begin GIVEN DATA

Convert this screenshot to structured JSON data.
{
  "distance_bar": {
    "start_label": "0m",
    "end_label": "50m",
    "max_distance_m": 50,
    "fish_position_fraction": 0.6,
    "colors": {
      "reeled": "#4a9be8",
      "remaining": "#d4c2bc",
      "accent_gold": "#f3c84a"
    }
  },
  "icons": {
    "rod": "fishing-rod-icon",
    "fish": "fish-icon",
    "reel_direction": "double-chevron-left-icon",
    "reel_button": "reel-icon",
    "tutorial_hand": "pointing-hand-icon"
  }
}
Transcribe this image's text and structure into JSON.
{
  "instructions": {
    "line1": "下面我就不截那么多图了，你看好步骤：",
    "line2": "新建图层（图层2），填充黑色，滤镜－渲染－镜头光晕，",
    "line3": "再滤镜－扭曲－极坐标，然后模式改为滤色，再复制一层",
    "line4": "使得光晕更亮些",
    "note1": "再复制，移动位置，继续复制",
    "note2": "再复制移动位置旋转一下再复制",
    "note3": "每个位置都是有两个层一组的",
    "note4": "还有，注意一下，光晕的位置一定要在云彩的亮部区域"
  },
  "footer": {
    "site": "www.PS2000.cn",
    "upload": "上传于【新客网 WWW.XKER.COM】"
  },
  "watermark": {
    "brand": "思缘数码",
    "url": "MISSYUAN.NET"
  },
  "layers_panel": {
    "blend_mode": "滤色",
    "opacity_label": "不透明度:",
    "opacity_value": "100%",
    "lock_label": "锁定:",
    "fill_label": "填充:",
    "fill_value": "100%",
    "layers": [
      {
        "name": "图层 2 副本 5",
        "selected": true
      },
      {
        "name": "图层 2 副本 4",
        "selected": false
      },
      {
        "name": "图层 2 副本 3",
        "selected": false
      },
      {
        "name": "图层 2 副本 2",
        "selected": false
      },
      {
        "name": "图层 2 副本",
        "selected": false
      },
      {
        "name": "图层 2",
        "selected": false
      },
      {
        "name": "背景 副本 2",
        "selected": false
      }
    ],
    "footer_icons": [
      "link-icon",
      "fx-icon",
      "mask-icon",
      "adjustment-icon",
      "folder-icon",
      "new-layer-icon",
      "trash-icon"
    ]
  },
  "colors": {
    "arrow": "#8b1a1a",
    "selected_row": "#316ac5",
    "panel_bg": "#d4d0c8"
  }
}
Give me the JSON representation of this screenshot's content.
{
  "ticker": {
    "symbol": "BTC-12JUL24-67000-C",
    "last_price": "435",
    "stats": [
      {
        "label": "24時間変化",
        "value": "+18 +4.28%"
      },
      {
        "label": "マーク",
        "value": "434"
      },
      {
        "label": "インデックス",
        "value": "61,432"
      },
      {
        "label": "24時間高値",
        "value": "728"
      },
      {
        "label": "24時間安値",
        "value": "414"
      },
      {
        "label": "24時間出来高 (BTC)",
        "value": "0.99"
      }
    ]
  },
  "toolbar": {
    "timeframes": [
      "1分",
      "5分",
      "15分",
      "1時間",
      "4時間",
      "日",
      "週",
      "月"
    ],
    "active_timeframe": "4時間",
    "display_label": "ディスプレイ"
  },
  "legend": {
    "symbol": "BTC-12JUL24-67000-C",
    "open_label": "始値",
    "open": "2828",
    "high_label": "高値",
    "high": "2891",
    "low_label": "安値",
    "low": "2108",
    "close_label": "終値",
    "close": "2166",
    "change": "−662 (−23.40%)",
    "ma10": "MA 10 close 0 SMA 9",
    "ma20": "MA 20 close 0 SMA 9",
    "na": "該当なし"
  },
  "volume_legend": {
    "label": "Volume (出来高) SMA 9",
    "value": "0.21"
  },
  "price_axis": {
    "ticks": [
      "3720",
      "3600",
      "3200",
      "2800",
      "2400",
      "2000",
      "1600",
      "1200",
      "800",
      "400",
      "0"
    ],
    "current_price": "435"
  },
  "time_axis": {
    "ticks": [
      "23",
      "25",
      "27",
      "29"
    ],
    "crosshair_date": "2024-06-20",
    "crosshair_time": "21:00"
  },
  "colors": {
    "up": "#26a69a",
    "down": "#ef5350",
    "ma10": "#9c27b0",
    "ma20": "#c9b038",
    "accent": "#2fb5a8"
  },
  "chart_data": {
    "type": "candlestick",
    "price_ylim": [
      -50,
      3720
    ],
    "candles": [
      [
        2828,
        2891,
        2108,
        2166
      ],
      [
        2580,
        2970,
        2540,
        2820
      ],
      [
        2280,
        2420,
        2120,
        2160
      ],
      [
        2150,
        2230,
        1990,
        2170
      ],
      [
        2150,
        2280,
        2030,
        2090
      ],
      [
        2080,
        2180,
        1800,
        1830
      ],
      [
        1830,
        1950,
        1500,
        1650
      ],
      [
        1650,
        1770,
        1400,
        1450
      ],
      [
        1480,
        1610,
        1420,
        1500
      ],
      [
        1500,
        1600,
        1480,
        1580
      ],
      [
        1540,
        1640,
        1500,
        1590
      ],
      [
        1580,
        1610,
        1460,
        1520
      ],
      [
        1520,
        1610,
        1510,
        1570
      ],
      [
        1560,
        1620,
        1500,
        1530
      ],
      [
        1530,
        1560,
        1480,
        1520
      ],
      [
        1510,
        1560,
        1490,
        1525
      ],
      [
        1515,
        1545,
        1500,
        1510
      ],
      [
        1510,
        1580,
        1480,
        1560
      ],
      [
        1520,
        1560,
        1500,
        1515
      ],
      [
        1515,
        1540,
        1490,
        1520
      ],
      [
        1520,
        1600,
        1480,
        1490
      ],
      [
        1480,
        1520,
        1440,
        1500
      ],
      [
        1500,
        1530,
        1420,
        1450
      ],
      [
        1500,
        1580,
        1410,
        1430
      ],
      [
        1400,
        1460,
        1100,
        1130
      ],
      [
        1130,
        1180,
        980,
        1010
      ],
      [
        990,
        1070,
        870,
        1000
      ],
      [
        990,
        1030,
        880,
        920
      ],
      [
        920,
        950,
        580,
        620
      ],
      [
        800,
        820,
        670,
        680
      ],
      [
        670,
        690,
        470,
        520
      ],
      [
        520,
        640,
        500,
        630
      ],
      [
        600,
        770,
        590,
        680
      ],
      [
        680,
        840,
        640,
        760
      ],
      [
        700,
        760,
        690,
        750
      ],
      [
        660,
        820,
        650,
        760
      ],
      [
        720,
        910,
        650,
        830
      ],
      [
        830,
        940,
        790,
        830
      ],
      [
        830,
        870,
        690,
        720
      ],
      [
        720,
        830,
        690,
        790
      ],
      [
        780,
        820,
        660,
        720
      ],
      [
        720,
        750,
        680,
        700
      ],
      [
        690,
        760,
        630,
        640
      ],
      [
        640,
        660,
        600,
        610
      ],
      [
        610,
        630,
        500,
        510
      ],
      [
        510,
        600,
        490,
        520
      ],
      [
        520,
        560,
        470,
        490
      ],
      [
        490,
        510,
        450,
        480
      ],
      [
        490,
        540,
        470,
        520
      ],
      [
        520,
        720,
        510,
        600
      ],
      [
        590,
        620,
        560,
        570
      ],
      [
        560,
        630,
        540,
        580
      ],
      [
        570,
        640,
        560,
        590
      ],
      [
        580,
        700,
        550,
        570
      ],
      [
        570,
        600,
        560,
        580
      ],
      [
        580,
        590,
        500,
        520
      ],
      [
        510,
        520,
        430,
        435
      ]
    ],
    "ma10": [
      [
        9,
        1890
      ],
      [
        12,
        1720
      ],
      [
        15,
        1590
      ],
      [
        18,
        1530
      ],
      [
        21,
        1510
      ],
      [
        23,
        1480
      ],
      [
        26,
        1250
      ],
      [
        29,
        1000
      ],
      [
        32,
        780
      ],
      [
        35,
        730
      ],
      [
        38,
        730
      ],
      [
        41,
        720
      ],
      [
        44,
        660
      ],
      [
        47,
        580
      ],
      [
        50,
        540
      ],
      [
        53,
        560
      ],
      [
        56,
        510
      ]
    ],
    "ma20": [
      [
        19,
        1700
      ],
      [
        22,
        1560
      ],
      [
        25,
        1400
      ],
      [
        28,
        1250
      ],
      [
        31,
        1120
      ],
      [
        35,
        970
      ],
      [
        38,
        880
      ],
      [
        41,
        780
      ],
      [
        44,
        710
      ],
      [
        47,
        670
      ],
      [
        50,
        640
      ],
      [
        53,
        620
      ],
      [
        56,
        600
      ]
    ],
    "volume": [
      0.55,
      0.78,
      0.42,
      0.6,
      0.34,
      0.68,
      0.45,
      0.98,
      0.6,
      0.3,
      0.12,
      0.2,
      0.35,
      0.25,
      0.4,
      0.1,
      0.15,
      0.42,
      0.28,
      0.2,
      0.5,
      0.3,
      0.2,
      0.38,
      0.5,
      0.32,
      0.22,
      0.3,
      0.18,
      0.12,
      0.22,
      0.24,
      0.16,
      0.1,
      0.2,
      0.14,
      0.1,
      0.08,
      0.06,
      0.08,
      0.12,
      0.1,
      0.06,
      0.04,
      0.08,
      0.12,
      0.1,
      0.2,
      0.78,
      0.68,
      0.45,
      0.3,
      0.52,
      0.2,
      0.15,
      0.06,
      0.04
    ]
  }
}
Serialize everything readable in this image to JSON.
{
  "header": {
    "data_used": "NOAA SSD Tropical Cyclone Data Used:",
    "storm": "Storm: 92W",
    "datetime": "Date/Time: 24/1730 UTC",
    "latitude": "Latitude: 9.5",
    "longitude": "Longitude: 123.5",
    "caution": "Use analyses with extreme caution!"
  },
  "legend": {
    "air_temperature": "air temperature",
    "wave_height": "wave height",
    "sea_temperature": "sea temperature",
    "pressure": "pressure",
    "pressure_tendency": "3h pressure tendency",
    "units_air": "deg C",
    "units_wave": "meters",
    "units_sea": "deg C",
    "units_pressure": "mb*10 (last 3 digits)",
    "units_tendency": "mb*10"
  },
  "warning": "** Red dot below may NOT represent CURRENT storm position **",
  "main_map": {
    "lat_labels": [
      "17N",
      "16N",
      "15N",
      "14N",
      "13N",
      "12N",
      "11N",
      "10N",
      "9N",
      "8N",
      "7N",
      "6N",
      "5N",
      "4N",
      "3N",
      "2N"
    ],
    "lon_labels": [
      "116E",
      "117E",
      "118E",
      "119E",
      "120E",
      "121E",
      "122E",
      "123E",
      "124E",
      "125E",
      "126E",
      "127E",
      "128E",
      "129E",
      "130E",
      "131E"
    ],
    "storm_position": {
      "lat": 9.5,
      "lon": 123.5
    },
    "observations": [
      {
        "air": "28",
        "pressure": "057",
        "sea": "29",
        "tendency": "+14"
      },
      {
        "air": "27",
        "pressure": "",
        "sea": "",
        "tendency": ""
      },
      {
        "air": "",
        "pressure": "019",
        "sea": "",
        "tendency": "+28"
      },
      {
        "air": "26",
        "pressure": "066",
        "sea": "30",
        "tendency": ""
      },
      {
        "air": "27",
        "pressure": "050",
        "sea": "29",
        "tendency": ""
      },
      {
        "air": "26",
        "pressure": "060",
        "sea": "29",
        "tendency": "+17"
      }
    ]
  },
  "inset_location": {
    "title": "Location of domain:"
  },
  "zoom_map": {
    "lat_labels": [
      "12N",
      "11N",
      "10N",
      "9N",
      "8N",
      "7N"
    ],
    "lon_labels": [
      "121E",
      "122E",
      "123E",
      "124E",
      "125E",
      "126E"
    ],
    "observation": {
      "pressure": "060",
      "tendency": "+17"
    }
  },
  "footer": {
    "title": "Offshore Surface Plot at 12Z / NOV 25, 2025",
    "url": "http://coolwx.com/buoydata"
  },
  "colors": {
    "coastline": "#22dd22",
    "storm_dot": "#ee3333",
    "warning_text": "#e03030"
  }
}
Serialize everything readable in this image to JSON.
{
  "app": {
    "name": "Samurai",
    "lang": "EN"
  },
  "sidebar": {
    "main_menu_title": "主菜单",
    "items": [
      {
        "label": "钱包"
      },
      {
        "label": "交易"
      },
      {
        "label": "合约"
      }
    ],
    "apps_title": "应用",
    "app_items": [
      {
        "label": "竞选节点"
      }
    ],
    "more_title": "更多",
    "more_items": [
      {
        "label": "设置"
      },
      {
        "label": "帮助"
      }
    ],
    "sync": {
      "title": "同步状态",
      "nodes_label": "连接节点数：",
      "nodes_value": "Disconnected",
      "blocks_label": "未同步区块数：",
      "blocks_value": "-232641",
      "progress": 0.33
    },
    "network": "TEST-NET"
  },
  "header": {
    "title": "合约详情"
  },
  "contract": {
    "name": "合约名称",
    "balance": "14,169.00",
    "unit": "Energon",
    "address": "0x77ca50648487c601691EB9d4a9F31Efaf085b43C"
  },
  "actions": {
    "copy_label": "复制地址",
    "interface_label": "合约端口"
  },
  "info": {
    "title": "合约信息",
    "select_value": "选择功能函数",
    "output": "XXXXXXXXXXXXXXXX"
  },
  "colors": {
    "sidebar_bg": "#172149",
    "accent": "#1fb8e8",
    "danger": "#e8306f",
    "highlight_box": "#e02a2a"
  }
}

end GIVEN DATA

### WHAT IS NEEDED:
Identify the lines that contain the string "name", and copy every one of them.

### FINAL ANSWER:
        "name": "图层 2 副本 5",
        "name": "图层 2 副本 4",
        "name": "图层 2 副本 3",
        "name": "图层 2 副本 2",
        "name": "图层 2 副本",
        "name": "图层 2",
        "name": "背景 副本 2",
    "name": "Samurai",
    "name": "合约名称",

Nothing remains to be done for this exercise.